From the listing below, extract each line containing the string "down".

══ Listed entries ══

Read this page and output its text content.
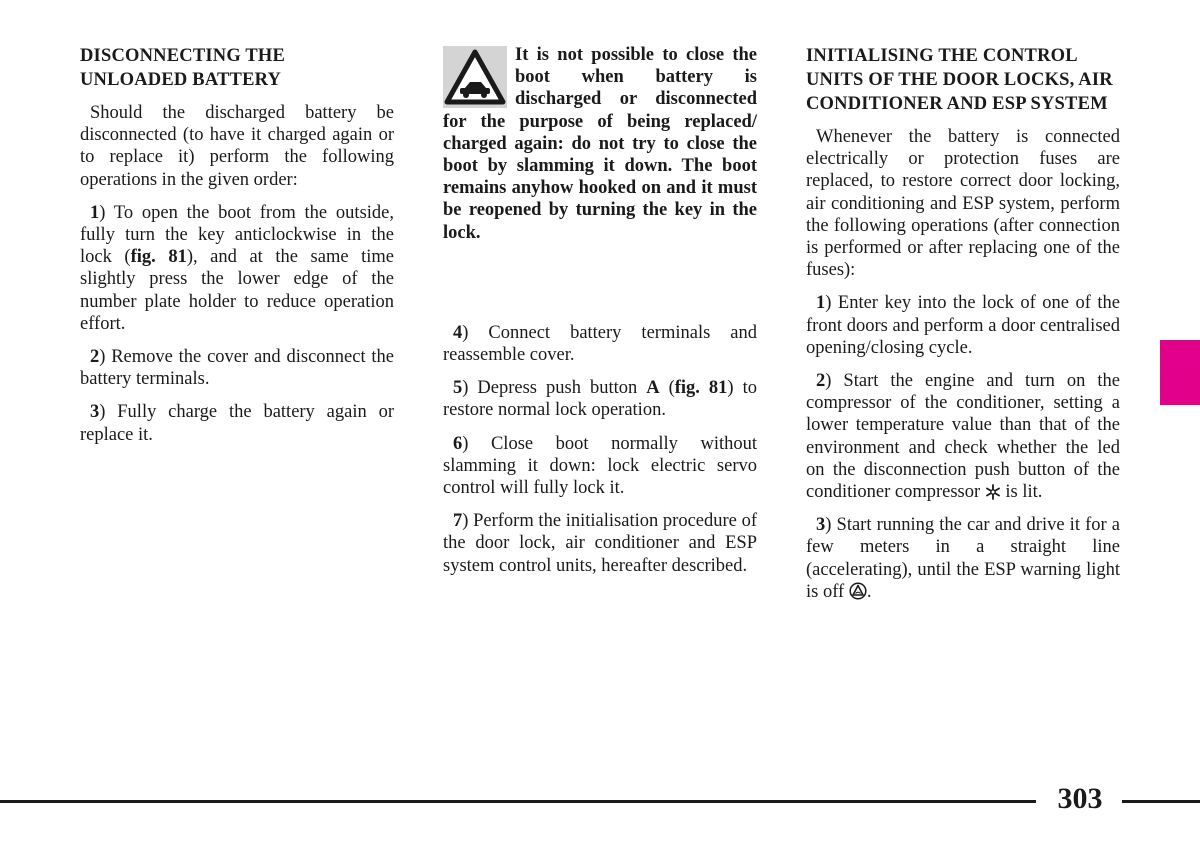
DISCONNECTING THE UNLOADED BATTERY

Should the discharged battery be disconnected (to have it charged again or to replace it) perform the following operations in the given order:

1) To open the boot from the outside, fully turn the key anticlockwise in the lock (fig. 81), and at the same time slightly press the lower edge of the number plate holder to reduce operation effort.

2) Remove the cover and disconnect the battery terminals.

3) Fully charge the battery again or replace it.

It is not possible to close the boot when battery is discharged or disconnected for the purpose of being replaced/ charged again: do not try to close the boot by slamming it down. The boot remains anyhow hooked on and it must be reopened by turning the key in the lock.

4) Connect battery terminals and reassemble cover.

5) Depress push button A (fig. 81) to restore normal lock operation.

6) Close boot normally without slamming it down: lock electric servo control will fully lock it.

7) Perform the initialisation procedure of the door lock, air conditioner and ESP system control units, hereafter described.

INITIALISING THE CONTROL UNITS OF THE DOOR LOCKS, AIR CONDITIONER AND ESP SYSTEM

Whenever the battery is connected electrically or protection fuses are replaced, to restore correct door locking, air conditioning and ESP system, perform the following operations (after connection is performed or after replacing one of the fuses):

1) Enter key into the lock of one of the front doors and perform a door centralised opening/closing cycle.

2) Start the engine and turn on the compressor of the conditioner, setting a lower temperature value than that of the environment and check whether the led on the disconnection push button of the conditioner compressor is lit.

3) Start running the car and drive it for a few meters in a straight line (accelerating), until the ESP warning light is off .

303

═══

▸ Correct answer
It is not possible to close the boot when battery is discharged or disconnected for the purpose of being replaced/ charged again: do not try to close the boot by slamming it down. The boot remains anyhow hooked on and it must be reopened by turning the key in the lock.
6) Close boot normally without slamming it down: lock electric servo control will fully lock it.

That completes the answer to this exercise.